SUPPLIED TEXT Start Marker

I am using a type (let's say Foo) that already implements Deserialize in its own crate, but it's not the one I want.
I can easily use #[serde(deserliaze_with = "custom_de"] on fields:
struct Bar {
#[serde(deserliaze_with = "deserialize_hashmap_foo_value"]
map: HashMap<String, Foo>
}
pub fn deserialize_hashmap_foo_value<'de, D, T>(d: D) -> Result<HashMap<T, Foo>, D::Error>
where
D: Deserializer<'de>,
T: Deserialize<'de> + std::hash::Hash + std::cmp::Eq,
{
let map: HashMap<T, String> = Deserialize::deserialize(d)?;
Ok(map
.into_iter()
.map(|(k, v)| (k, Foo::my_custom_deser(&v).unwrap()))
.collect())
}
And I am wondering whether I could re-use that function when I need to deserialize a struct myself, something like:
let response = &reqwest::get(url).bytes().await?
let result: HashMap<String, Foo> = serde_json::form_slice_with_deser(response, deserialize_hashmap_value_foo);
I've tried to define a newtype U256ValuedHashMap<T> and implementing from, into on it, but that creates quite a bit of mental over-head, and doesn't scale. Maybe a macro to define that type inline could work, idk...
Bonus
I'm also surprised how I can't just feed serde a custom deserialier for a type but I need to specify a custom deserializer for any wrapper value I want (HashMap, BTree, HashSet, Vec,...), that's seems like a very broad use case, am I missing some API?

SUPPLIED TEXT End Marker
GIVEN INFORMATION Start Marker

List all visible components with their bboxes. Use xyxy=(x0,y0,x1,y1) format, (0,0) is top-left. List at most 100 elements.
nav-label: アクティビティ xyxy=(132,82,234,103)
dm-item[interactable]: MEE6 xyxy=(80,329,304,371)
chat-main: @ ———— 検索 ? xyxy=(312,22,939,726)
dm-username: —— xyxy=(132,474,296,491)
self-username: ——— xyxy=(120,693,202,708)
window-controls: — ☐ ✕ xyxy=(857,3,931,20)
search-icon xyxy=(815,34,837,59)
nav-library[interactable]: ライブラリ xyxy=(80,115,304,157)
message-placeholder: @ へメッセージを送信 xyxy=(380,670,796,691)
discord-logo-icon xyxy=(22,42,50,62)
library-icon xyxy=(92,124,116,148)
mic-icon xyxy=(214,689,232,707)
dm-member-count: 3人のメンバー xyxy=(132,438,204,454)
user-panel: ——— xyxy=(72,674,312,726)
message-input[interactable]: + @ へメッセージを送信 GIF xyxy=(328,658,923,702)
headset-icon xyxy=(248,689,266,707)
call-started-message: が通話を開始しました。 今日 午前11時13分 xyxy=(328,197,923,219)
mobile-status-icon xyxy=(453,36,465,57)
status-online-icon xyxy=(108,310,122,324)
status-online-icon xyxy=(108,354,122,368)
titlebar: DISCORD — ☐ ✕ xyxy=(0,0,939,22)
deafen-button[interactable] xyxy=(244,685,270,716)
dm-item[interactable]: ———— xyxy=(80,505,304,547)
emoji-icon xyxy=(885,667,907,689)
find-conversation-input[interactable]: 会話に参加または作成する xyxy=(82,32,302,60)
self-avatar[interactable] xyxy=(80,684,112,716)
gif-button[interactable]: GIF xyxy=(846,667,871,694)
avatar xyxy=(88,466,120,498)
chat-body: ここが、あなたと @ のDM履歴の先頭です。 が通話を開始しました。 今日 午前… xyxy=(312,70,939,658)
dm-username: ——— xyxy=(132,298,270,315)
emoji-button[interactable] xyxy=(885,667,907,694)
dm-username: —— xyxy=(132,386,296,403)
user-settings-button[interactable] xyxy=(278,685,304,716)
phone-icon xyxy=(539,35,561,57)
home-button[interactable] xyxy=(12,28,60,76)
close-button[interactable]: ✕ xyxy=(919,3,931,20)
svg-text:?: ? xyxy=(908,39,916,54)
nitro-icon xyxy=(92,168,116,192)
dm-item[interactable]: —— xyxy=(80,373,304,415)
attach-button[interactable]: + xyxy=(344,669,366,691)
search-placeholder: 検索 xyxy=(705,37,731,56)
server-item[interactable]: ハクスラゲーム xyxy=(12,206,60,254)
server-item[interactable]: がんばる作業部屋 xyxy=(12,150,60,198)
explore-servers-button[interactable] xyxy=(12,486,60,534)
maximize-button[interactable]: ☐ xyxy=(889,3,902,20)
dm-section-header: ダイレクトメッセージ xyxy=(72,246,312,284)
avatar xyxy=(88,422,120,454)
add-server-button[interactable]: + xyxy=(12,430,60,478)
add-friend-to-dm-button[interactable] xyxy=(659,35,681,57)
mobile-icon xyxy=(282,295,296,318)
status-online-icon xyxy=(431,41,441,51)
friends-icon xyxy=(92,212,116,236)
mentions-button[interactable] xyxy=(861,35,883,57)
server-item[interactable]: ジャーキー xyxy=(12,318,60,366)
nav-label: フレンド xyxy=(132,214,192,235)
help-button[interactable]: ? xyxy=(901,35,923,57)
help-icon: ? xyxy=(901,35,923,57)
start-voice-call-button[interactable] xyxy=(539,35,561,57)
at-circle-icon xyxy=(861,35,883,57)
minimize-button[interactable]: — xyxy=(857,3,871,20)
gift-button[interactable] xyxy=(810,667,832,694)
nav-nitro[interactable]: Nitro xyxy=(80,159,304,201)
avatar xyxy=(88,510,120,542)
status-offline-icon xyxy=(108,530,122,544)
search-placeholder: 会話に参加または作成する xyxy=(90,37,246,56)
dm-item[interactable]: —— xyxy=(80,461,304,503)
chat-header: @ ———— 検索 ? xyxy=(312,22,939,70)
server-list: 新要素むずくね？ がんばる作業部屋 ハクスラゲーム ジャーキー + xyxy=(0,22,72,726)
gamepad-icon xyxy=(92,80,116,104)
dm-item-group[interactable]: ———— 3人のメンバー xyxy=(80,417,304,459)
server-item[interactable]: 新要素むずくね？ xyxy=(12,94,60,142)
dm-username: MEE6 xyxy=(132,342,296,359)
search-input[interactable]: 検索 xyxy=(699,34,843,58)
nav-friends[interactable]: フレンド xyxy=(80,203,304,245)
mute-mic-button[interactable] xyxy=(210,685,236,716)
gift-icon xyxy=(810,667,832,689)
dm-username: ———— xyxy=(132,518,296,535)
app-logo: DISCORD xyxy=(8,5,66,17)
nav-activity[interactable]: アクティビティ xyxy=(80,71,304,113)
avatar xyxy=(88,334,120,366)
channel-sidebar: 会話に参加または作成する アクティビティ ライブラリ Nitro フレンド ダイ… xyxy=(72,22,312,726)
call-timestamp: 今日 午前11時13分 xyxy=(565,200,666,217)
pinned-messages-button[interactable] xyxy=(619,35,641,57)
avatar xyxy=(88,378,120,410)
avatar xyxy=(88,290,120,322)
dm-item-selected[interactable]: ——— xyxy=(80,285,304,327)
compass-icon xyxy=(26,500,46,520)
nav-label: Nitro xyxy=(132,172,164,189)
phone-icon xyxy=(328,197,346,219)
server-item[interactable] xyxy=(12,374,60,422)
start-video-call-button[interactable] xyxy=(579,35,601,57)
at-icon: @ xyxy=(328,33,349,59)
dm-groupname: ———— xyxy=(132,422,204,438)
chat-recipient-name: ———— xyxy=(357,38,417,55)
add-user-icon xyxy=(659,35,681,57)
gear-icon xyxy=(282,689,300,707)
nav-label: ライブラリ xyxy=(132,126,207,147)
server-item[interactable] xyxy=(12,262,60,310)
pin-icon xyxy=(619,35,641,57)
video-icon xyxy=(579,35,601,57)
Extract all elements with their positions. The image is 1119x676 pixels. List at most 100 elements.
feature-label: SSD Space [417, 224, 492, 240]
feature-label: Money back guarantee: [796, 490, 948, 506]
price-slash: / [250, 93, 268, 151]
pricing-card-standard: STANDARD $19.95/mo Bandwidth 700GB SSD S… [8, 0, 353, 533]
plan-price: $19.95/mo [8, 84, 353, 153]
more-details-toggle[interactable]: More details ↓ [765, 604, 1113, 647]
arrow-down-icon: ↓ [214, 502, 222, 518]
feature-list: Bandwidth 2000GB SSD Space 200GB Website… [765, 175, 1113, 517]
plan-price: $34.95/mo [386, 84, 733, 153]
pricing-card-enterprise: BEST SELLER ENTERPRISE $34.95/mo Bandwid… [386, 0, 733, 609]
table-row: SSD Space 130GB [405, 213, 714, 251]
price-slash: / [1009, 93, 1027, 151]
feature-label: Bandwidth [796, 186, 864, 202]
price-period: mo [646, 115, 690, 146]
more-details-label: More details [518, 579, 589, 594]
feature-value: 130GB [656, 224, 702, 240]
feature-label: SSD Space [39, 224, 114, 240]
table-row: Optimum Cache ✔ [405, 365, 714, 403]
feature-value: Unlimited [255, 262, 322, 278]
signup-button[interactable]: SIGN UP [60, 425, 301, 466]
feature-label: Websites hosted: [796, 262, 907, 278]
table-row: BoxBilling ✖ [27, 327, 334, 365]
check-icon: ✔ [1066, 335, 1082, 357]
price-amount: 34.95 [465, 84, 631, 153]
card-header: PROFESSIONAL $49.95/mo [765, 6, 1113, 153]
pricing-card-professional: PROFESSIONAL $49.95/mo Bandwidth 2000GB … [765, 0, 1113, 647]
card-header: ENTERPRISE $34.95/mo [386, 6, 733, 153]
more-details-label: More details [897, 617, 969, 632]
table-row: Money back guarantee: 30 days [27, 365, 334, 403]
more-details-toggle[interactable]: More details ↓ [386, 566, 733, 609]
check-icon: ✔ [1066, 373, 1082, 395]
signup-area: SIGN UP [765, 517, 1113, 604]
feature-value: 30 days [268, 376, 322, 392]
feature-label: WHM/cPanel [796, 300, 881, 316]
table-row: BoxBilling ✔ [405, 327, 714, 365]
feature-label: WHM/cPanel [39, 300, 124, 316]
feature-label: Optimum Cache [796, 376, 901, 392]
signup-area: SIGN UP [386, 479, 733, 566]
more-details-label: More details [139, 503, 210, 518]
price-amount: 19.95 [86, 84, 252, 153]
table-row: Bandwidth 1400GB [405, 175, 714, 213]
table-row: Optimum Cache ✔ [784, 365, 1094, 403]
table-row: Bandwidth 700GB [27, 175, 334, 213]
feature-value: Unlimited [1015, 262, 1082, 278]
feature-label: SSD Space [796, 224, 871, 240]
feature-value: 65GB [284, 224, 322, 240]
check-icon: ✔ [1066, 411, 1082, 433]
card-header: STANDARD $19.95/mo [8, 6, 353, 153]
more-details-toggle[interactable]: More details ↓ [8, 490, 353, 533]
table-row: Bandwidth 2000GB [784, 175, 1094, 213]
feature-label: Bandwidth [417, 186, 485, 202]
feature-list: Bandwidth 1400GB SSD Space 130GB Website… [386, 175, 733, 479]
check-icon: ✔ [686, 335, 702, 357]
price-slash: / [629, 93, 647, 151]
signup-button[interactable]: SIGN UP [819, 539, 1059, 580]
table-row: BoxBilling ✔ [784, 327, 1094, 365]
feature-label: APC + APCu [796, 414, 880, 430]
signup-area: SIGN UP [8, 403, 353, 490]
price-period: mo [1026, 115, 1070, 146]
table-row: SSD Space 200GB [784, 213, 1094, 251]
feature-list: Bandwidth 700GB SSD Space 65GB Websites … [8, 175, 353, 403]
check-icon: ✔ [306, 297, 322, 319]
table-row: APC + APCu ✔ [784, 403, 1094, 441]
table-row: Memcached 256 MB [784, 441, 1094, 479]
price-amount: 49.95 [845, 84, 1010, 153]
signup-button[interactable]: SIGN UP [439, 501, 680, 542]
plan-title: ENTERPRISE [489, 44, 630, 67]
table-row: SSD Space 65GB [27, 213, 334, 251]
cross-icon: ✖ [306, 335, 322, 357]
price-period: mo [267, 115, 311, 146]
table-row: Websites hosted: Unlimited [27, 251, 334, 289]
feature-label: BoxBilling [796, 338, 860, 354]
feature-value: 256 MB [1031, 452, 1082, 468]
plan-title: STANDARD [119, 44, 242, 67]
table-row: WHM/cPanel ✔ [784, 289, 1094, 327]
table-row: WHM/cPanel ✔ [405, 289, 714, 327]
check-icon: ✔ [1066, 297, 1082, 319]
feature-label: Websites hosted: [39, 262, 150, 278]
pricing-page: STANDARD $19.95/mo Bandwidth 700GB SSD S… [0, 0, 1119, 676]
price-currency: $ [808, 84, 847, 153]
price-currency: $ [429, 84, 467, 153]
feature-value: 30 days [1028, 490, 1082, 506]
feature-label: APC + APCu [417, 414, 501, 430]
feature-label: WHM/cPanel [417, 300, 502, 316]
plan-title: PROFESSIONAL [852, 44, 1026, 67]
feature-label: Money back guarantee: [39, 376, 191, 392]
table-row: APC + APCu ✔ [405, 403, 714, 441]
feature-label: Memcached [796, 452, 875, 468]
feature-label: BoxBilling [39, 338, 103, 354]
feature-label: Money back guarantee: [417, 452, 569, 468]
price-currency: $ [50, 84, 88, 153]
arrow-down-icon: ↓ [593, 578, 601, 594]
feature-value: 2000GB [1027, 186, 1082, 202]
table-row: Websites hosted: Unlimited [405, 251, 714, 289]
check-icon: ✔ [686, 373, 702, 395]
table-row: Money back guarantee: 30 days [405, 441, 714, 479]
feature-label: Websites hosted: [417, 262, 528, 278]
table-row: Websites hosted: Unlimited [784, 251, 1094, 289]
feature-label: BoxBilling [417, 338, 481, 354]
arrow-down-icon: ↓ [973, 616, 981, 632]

GIVEN INFORMATION End Marker

EXERCISES -
A: Answer these questions using the Rust question.
(i) What is the name of the field in struct Bar that holds the HashMap?
(ii) Which crate's get function is called to fetch the url?
(iii) What name did the writer give the newtype they tried to define?
B: Reproduce the Rust question word for word from "let result: HashMap<String, Foo>" to "could work, idk...".
The records have no role in this work.

ANSWERS TO THE PROBLEMS -
A:
(i) map
(ii) reqwest
(iii) U256ValuedHashMap<T>

B:
let result: HashMap<String, Foo> = serde_json::form_slice_with_deser(response, deserialize_hashmap_value_foo);
I've tried to define a newtype U256ValuedHashMap<T> and implementing from, into on it, but that creates quite a bit of mental over-head, and doesn't scale. Maybe a macro to define that type inline could work, idk...